begin
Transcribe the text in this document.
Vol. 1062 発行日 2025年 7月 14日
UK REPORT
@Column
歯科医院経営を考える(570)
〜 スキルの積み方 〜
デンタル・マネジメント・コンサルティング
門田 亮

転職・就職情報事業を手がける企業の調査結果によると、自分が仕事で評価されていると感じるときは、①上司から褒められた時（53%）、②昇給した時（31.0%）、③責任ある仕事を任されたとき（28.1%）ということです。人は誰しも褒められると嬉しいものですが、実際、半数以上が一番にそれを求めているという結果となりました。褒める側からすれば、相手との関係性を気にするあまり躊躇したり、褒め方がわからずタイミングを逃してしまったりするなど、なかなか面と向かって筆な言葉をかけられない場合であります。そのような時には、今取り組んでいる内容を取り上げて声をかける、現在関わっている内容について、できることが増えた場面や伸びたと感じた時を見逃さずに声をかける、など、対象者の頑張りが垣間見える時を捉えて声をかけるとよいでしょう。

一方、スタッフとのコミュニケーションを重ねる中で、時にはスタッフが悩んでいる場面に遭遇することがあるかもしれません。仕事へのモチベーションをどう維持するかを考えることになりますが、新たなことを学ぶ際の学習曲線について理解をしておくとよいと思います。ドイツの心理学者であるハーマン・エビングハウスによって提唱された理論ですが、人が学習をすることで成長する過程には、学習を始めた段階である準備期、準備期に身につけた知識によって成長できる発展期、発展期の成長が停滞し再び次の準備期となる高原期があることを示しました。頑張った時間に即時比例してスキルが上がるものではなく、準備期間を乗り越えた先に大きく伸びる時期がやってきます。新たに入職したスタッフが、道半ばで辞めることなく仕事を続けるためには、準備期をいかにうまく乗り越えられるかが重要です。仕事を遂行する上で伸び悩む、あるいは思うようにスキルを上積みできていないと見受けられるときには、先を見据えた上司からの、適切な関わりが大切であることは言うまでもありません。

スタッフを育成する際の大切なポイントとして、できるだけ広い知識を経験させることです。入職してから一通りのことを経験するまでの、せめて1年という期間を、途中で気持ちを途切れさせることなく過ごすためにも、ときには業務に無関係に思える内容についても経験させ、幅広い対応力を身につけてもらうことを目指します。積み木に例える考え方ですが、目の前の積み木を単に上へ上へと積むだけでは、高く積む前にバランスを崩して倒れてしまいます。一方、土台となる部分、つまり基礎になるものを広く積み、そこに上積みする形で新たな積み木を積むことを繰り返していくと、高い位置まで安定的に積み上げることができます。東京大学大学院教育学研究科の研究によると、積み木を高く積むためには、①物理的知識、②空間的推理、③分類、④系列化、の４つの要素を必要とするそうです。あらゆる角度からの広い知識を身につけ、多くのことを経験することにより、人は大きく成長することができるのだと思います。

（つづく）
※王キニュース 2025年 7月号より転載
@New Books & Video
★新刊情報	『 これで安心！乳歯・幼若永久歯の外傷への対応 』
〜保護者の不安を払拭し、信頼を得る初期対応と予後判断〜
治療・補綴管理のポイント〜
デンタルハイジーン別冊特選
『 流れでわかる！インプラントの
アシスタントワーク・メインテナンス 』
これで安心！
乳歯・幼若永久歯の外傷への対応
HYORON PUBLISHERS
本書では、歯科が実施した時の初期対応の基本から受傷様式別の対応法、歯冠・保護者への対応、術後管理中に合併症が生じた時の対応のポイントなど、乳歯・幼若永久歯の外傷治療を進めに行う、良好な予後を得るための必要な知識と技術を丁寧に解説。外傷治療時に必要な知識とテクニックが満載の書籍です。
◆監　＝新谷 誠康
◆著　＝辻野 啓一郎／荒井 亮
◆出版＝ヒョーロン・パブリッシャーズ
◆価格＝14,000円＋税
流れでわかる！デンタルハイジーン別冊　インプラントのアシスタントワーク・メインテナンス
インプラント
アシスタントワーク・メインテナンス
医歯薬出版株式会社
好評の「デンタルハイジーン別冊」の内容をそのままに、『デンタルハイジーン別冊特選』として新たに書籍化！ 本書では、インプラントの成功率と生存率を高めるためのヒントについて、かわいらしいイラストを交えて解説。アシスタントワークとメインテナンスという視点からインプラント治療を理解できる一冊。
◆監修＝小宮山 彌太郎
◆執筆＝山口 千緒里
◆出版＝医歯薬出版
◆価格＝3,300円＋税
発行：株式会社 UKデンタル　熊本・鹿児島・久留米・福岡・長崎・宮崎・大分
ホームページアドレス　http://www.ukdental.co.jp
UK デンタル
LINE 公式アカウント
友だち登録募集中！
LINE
end
### What the exercise asks
Show all lines in the entries above where the string "流れでわかる" appears.

### The response
『 流れでわかる！インプラントの
流れでわかる！デンタルハイジーン別冊　インプラントのアシスタントワーク・メインテナンス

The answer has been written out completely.